WRITTEN EXERCISE → Where a line contains the string "연예인이", copy that line.

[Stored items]
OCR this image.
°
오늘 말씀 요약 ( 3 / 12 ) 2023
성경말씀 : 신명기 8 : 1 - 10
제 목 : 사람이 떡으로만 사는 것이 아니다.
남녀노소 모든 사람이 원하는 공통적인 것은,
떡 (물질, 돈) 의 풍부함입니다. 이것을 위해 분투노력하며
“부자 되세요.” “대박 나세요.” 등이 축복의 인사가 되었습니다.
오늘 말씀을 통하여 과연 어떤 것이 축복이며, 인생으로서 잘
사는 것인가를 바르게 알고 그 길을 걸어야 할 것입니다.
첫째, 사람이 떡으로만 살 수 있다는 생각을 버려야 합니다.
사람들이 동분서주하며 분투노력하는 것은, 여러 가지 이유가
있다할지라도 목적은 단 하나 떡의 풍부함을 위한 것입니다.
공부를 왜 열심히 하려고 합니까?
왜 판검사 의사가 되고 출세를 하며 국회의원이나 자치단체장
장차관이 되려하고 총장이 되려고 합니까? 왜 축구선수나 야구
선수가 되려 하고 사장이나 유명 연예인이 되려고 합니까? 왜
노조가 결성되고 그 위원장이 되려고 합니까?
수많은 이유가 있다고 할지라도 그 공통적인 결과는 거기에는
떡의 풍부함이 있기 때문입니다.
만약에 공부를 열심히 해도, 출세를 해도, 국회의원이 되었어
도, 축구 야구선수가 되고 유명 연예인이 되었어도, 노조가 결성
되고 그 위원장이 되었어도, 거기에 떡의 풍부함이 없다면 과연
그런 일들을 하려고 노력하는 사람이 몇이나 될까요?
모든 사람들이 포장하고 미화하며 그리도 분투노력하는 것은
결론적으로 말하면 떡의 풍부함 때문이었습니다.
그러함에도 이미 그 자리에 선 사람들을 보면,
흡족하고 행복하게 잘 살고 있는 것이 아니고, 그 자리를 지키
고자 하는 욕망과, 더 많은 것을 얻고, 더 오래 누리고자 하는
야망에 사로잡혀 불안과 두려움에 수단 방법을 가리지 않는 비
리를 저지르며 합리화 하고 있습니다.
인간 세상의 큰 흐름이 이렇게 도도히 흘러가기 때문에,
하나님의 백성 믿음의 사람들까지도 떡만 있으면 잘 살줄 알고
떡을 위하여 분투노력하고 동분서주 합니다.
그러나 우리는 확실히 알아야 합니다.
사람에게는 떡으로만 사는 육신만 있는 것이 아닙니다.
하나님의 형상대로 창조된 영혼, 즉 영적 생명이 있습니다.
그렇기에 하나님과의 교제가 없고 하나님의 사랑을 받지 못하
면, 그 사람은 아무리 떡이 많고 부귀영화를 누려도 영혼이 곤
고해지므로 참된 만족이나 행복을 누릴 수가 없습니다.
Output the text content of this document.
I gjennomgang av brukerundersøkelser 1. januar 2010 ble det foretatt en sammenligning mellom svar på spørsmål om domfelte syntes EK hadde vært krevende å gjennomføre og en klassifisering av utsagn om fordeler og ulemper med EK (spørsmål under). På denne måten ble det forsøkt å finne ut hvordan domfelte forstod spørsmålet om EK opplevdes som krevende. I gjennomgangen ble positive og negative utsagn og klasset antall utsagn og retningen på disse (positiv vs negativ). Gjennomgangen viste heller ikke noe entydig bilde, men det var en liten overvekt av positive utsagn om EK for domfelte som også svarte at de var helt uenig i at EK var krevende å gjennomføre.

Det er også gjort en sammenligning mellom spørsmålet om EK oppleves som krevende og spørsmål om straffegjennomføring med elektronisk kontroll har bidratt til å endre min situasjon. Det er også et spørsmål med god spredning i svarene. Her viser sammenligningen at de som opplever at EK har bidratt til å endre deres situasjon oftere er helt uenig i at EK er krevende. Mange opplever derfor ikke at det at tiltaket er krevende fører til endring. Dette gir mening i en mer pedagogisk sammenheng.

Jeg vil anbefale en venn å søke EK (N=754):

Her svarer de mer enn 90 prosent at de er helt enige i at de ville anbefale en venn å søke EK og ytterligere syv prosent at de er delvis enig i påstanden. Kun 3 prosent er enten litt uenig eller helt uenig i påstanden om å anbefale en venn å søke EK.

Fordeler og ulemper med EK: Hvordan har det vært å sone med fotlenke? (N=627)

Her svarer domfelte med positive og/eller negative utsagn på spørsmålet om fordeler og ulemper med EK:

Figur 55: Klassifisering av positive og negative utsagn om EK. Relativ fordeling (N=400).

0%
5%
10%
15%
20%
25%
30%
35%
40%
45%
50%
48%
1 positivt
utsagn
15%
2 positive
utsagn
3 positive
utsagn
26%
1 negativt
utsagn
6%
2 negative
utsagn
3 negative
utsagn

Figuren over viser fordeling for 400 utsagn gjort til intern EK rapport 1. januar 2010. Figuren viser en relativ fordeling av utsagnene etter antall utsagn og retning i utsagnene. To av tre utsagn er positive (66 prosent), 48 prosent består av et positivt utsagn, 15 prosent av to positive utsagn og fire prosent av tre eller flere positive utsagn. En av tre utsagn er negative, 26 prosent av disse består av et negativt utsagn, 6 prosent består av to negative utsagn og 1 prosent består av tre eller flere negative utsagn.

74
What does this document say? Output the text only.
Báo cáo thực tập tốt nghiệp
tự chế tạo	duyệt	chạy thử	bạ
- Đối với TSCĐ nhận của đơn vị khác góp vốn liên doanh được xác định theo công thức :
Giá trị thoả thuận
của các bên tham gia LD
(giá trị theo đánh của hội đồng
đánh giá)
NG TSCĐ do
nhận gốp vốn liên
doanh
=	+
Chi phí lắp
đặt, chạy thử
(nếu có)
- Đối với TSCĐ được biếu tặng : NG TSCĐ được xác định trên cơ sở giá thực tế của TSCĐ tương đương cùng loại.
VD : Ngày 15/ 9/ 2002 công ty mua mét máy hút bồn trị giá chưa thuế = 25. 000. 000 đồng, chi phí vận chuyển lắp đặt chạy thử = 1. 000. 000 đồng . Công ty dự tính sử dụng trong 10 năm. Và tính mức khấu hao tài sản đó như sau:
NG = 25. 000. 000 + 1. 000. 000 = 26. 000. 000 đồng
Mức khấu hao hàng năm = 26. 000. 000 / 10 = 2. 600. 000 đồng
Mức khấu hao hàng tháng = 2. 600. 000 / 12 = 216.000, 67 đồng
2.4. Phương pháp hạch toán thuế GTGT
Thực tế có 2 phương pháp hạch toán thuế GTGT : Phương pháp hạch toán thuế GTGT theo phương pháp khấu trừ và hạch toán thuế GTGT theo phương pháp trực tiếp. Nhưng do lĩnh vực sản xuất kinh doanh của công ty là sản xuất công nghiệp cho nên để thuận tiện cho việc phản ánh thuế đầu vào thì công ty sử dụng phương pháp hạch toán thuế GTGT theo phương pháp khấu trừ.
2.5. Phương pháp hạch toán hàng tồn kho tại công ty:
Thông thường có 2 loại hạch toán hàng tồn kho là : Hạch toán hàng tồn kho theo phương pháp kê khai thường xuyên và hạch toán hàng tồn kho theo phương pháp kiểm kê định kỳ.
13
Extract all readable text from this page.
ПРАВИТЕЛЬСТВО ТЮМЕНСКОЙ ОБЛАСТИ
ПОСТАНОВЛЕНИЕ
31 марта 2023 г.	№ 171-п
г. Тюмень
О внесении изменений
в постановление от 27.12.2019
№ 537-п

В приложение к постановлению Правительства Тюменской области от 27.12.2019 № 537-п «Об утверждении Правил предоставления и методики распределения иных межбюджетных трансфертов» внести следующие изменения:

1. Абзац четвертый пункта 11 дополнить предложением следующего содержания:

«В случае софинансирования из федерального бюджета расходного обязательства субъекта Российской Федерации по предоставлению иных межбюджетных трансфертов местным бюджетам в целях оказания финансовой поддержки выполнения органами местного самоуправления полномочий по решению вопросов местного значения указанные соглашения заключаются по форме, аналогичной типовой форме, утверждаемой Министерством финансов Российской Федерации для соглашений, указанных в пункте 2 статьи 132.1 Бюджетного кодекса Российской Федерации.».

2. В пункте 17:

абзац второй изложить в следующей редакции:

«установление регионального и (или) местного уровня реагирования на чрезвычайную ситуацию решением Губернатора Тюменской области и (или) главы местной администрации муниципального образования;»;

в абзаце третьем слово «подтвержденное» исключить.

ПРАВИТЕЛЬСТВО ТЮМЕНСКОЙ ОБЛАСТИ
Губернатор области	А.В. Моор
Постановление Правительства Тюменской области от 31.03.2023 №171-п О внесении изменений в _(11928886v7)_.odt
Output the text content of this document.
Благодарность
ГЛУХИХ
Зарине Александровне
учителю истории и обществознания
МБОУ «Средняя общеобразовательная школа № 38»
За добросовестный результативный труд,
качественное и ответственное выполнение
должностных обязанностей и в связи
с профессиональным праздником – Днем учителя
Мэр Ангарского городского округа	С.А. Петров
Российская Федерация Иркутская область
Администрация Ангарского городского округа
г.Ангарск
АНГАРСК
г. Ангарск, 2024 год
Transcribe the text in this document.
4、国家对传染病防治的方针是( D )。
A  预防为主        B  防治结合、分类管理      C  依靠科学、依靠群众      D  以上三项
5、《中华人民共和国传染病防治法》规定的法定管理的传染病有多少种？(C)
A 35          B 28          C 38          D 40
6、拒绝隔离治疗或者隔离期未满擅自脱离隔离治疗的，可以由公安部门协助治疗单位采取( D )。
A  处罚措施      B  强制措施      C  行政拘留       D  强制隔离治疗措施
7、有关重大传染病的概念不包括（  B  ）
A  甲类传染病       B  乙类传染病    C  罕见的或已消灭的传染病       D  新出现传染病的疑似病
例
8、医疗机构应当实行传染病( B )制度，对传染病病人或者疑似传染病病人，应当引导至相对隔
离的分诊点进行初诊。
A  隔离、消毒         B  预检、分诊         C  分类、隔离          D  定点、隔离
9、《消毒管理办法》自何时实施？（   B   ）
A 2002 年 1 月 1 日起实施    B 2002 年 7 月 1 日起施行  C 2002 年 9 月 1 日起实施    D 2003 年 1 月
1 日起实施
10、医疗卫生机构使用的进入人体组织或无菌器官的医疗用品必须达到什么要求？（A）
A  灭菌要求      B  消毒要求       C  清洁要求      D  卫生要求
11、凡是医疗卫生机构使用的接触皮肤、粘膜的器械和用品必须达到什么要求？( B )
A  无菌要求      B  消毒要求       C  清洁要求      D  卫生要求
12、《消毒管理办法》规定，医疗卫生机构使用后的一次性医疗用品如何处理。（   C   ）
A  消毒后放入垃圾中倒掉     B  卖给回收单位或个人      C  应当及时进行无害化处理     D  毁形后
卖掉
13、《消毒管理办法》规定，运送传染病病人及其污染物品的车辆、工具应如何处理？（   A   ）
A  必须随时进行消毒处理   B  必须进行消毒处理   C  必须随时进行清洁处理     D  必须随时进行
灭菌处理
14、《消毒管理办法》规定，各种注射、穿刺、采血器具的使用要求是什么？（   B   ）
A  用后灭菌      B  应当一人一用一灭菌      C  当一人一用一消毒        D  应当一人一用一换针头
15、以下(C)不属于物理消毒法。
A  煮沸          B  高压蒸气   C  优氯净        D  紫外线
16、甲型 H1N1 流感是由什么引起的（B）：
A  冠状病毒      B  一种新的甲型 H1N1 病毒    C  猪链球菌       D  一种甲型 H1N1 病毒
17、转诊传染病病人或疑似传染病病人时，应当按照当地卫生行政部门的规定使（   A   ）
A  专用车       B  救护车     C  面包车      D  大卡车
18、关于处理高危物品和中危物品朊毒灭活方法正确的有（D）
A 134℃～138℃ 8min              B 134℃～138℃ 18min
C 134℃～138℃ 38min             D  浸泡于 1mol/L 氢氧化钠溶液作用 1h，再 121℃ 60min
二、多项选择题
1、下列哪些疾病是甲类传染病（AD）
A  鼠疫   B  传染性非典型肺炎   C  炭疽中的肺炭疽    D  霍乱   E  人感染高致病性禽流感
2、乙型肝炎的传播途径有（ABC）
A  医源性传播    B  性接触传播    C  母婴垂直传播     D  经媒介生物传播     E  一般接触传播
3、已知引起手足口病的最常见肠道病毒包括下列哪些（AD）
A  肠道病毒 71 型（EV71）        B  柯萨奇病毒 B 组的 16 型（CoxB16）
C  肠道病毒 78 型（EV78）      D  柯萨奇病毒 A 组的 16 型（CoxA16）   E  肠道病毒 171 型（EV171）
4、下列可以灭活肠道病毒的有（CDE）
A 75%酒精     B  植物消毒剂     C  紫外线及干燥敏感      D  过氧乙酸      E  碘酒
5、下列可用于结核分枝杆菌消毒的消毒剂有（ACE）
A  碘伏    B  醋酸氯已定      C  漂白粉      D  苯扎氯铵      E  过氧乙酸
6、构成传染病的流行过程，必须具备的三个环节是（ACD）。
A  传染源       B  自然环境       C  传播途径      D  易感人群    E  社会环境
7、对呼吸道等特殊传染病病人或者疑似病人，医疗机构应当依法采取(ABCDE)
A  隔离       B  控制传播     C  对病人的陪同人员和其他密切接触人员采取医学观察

ANSWER FOR THE TASK →
선수가 되려 하고 사장이나 유명 연예인이 되려고 합니까? 왜
도, 축구 야구선수가 되고 유명 연예인이 되었어도, 노조가 결성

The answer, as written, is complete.